▼

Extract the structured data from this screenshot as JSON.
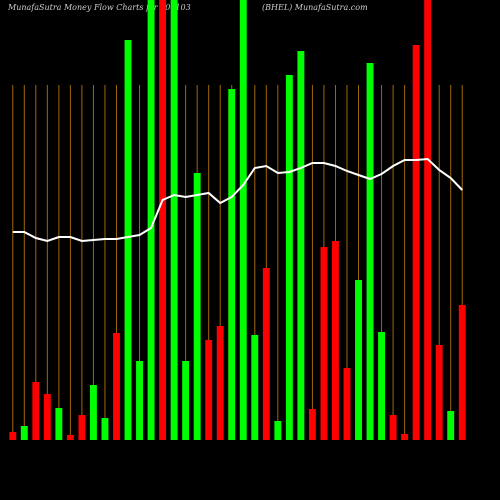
{
  "chart_data": {
    "type": "bar",
    "title": "MunafaSutra  Money Flow  Charts for 500103",
    "subtitle": "(BHEL) MunafaSutra.com",
    "categories": [
      null,
      null,
      null,
      null,
      null,
      null,
      null,
      null,
      null,
      null,
      null,
      null,
      null,
      null,
      null,
      null,
      null,
      null,
      null,
      null,
      null,
      null,
      null,
      null,
      null,
      null,
      null,
      null,
      null,
      null,
      null,
      null,
      null,
      null,
      null,
      null,
      null,
      null,
      null,
      null
    ],
    "values": [
      8,
      14,
      58,
      46,
      32,
      5,
      25,
      55,
      22,
      107,
      400,
      79,
      450,
      450,
      450,
      79,
      267,
      100,
      114,
      351,
      450,
      105,
      172,
      19,
      365,
      389,
      31,
      193,
      199,
      72,
      160,
      377,
      108,
      25,
      6,
      395,
      450,
      95,
      29,
      135
    ],
    "bar_colors": [
      "#ff0000",
      "#00ff00",
      "#ff0000",
      "#ff0000",
      "#00ff00",
      "#ff0000",
      "#ff0000",
      "#00ff00",
      "#00ff00",
      "#ff0000",
      "#00ff00",
      "#00ff00",
      "#00ff00",
      "#ff0000",
      "#00ff00",
      "#00ff00",
      "#00ff00",
      "#ff0000",
      "#ff0000",
      "#00ff00",
      "#00ff00",
      "#00ff00",
      "#ff0000",
      "#00ff00",
      "#00ff00",
      "#00ff00",
      "#ff0000",
      "#ff0000",
      "#ff0000",
      "#ff0000",
      "#00ff00",
      "#00ff00",
      "#00ff00",
      "#ff0000",
      "#ff0000",
      "#ff0000",
      "#ff0000",
      "#ff0000",
      "#00ff00",
      "#ff0000"
    ],
    "line": {
      "color": "#ffffff",
      "values": [
        208,
        208,
        202,
        199,
        203,
        203,
        199,
        200,
        201,
        201,
        203,
        205,
        212,
        240,
        245,
        243,
        245,
        247,
        237,
        243,
        255,
        272,
        274,
        267,
        268,
        272,
        277,
        277,
        274,
        269,
        265,
        261,
        266,
        274,
        280,
        280,
        281,
        270,
        262,
        250
      ]
    },
    "ylim": [
      0,
      440
    ],
    "grid": true,
    "grid_color": "#a0680a"
  }
}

▲

§ WHAT NEEDS TO BE DONE
Show the lines of the material that contain the word "MunafaSutra".

§ OUTPUT FOR THIS TASK
    "title": "MunafaSutra  Money Flow  Charts for 500103",
    "subtitle": "(BHEL) MunafaSutra.com",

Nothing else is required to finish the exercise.